## Problem to solve
Quote the listing below in its entirety.
## begin
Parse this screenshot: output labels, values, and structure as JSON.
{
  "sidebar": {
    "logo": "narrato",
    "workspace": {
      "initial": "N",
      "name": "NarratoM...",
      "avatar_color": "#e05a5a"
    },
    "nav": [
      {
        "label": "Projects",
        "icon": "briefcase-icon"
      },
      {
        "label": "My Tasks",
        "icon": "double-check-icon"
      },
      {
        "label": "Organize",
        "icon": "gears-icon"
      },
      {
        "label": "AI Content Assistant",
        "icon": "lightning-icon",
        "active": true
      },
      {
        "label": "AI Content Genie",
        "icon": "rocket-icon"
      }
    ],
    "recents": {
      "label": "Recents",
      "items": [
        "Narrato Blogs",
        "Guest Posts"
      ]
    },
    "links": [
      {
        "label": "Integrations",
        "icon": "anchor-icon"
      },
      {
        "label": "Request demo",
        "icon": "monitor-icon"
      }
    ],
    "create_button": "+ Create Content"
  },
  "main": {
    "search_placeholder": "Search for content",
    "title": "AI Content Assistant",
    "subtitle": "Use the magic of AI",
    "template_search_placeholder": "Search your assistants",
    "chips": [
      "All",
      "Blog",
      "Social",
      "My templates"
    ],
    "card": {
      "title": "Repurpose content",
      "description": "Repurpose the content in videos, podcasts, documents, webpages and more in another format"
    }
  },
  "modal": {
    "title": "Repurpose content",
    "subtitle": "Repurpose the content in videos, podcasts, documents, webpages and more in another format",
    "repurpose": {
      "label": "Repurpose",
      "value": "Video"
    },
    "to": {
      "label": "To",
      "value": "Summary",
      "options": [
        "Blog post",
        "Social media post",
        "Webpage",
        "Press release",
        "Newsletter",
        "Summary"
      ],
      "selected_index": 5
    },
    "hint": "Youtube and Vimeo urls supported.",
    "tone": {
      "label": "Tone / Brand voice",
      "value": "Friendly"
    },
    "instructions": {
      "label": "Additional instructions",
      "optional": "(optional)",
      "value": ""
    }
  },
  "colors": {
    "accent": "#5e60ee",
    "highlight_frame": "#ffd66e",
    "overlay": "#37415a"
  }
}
## end
## Solution
Parse this screenshot: output labels, values, and structure as JSON.
{
  "sidebar": {
    "logo": "narrato",
    "workspace": {
      "initial": "N",
      "name": "NarratoM...",
      "avatar_color": "#e05a5a"
    },
    "nav": [
      {
        "label": "Projects",
        "icon": "briefcase-icon"
      },
      {
        "label": "My Tasks",
        "icon": "double-check-icon"
      },
      {
        "label": "Organize",
        "icon": "gears-icon"
      },
      {
        "label": "AI Content Assistant",
        "icon": "lightning-icon",
        "active": true
      },
      {
        "label": "AI Content Genie",
        "icon": "rocket-icon"
      }
    ],
    "recents": {
      "label": "Recents",
      "items": [
        "Narrato Blogs",
        "Guest Posts"
      ]
    },
    "links": [
      {
        "label": "Integrations",
        "icon": "anchor-icon"
      },
      {
        "label": "Request demo",
        "icon": "monitor-icon"
      }
    ],
    "create_button": "+ Create Content"
  },
  "main": {
    "search_placeholder": "Search for content",
    "title": "AI Content Assistant",
    "subtitle": "Use the magic of AI",
    "template_search_placeholder": "Search your assistants",
    "chips": [
      "All",
      "Blog",
      "Social",
      "My templates"
    ],
    "card": {
      "title": "Repurpose content",
      "description": "Repurpose the content in videos, podcasts, documents, webpages and more in another format"
    }
  },
  "modal": {
    "title": "Repurpose content",
    "subtitle": "Repurpose the content in videos, podcasts, documents, webpages and more in another format",
    "repurpose": {
      "label": "Repurpose",
      "value": "Video"
    },
    "to": {
      "label": "To",
      "value": "Summary",
      "options": [
        "Blog post",
        "Social media post",
        "Webpage",
        "Press release",
        "Newsletter",
        "Summary"
      ],
      "selected_index": 5
    },
    "hint": "Youtube and Vimeo urls supported.",
    "tone": {
      "label": "Tone / Brand voice",
      "value": "Friendly"
    },
    "instructions": {
      "label": "Additional instructions",
      "optional": "(optional)",
      "value": ""
    }
  },
  "colors": {
    "accent": "#5e60ee",
    "highlight_frame": "#ffd66e",
    "overlay": "#37415a"
  }
}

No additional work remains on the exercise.